--- BEGIN Data for the task ---

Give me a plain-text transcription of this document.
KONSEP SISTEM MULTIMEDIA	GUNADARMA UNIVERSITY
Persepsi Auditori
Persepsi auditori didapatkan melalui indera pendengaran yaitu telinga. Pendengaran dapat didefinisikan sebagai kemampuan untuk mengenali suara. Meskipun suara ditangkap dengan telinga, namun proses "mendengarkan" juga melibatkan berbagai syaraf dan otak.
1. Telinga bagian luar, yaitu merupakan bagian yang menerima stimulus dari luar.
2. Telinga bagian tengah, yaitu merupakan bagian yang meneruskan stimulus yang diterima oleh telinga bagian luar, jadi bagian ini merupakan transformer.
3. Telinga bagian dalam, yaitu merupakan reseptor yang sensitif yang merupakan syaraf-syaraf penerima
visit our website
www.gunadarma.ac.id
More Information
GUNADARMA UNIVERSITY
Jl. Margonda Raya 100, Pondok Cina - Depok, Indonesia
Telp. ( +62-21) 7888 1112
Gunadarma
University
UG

--- END Data for the task ---

Task: Look through the data above. Each line containing the word "syaraf" needs to be copied.

Answer for this exercise:
Persepsi auditori didapatkan melalui indera pendengaran yaitu telinga. Pendengaran dapat didefinisikan sebagai kemampuan untuk mengenali suara. Meskipun suara ditangkap dengan telinga, namun proses "mendengarkan" juga melibatkan berbagai syaraf dan otak.
3. Telinga bagian dalam, yaitu merupakan reseptor yang sensitif yang merupakan syaraf-syaraf penerima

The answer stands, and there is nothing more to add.